EXTRAIT FOURNI:
========================

En 2010, il a fallu mettre en place un programme exceptionnel pour sauver Athènes; en 2015, il le faut encore.
A nouveau, les Grecs accusent les autres, l'Allemagne, Bruxelles et Francfort, de leurs inhumains malheurs. Mais les Grecs ont l'habileté, un rôle confirmé dans l'Histoire, de transfigurer leurs petites histoires en un drame général, aujourd'hui sur la question tragique de l'austérité et des dettes.
Ils ont raison et font mouche: l'Europe continue de mal répondre à ces questions. Le dieu Obama est venu du ciel leur donner un argument de fond et de taille: rien n'est possible sans la croissance, ce devrait être la priorité absolue en zone euro. La querelle idéologique, tapie au fond des esprits, est ressortie aussitôt et s'est enflammée: pour l'orthodoxie ou l'hétérodoxie? Pour l'offre ou la demande? La droite ou la gauche? Le Nord ou le Sud? Ricardo ou Keynes?
Les dramaturges économiques et politiques ne sont, sur ces sujets, jamais en défaut. Le débat est sans fin et les finauds de Grecs savent profiter de ces emportements qu'ils ont créés pour glisser entre les mailles intellectuelles et échapper aux monstres. Ils espéraient le faire une nouvelle fois.

========================

CONSIGNES:
1: Répondez à ces questions sur l'extrait consacré à la Grèce :
(a) En quelle année a-t-il fallu mettre en place pour la première fois un programme exceptionnel pour sauver Athènes ?
(b) Qui les Grecs accusent-ils de leurs malheurs ?
(c) Selon l'argument apporté par Obama, que devrait être la priorité absolue en zone euro ?
2: Relevez toutes les alternatives posées sous forme de question du type « X ou Y ? » dans l'extrait consacré à la Grèce.
3: Reprenez le texte sur la Grèce et l'austérité, et poursuivez-le à partir de sa dernière phrase.

DONNÉES FOURNIES:
========================

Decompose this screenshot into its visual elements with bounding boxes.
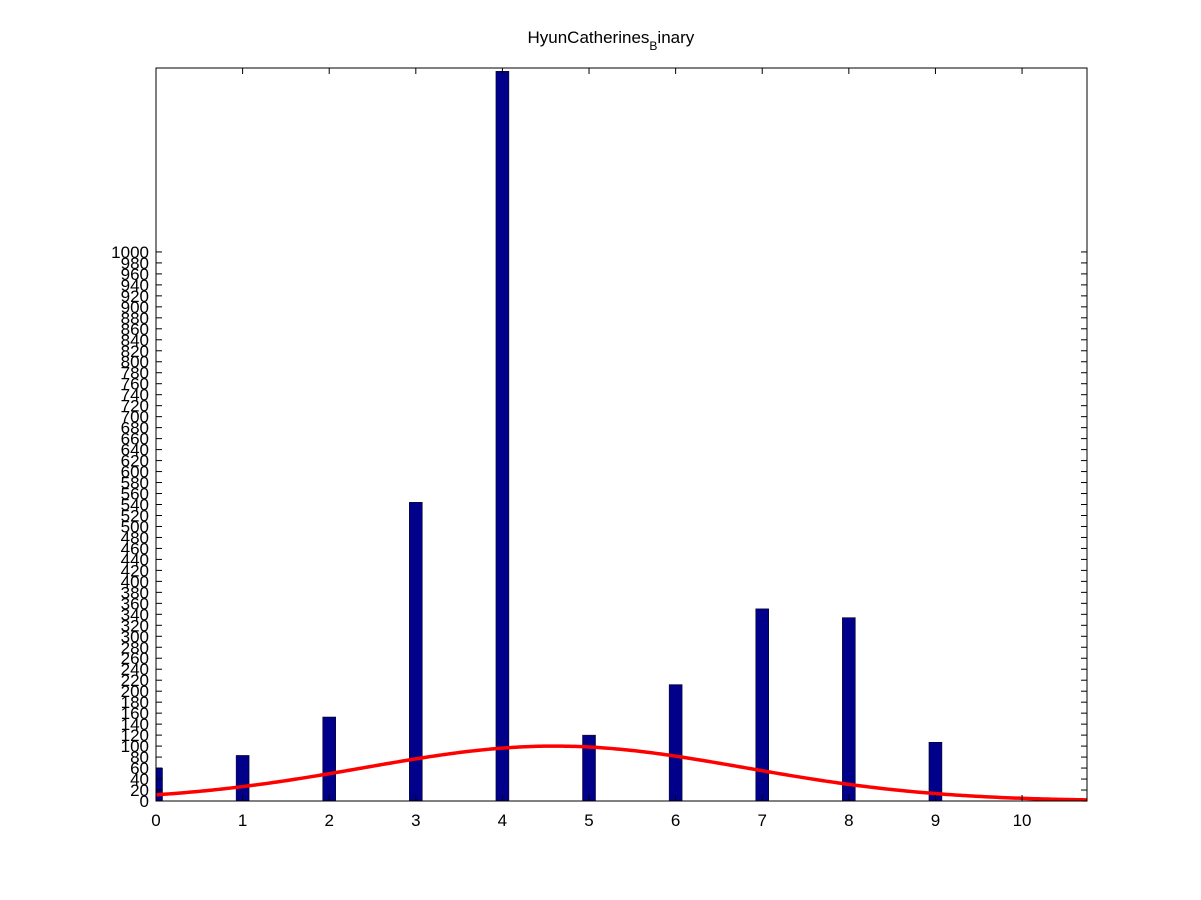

========================

RÉPONSES PAR CONSIGNE:
1:
(a) En 2010.
(b) L'Allemagne, Bruxelles et Francfort.
(c) La croissance.

2:
- l'orthodoxie ou l'hétérodoxie
- l'offre ou la demande
- la droite ou la gauche
- le Nord ou le Sud
- Ricardo ou Keynes

3:
Sauf qu'un César est venu. Il n'est que les empires qui sachent faire entendre raison aux Hellènes, et d'abord Rome.
C'est un Romain, Mario Draghi, qui les a brutalement remis à leur place cette semaine. La «Lex romana» est venue dans sa bouche impériale. Le président de la Banque centrale européenne prouve décidément qu'il est le grand homme de cette crise.
César Mario, depuis son avènement en décembre 2011, a trouvé l'autorité pour faire taire à la fois les Germains et les Hellènes tout en tenant en lisière les hordes de traders saxons.
Il a sauvé l'euro en juillet 2012, en déclarant qu'il ferait «tout» ce qu'il faudrait pour éviter le démembrement de la zone, la spéculation s'est arrêtée nette. Les Anglo-Saxons ont compris que la monnaie unique relevait d'une volonté européenne supérieure, qu'elle allait survivre à la crise, qu'à l'attaquer les traders allaient se casser les dents. L'important est que Mario Draghi n'avait pas eu à mettre à exécution son «je ferai tout ce qu'il faudra», sa parole –comme de dire «j'ai la bombe atomique»– avait suffi à dissuader.
Fin janvier, offensive n°2, Mario Draghi a lancé la BCE dans une politique monétaire à l'américaine d'assouplissement quantitatif (QE) de plus de 1.000 milliards. Il jette toutes ses forces pour lutter contre la déflation, pour relancer le crédit (notamment dans les pays en crise), pour gonfler le cours des actions et l'immobilier, et donner aux ménages, comme aux Etats-Unis, un effet d'enrichissement qui les porte à consommer. A nouveau, César Mario utilise le «"je fais tout" ce qui est en mon pouvoir».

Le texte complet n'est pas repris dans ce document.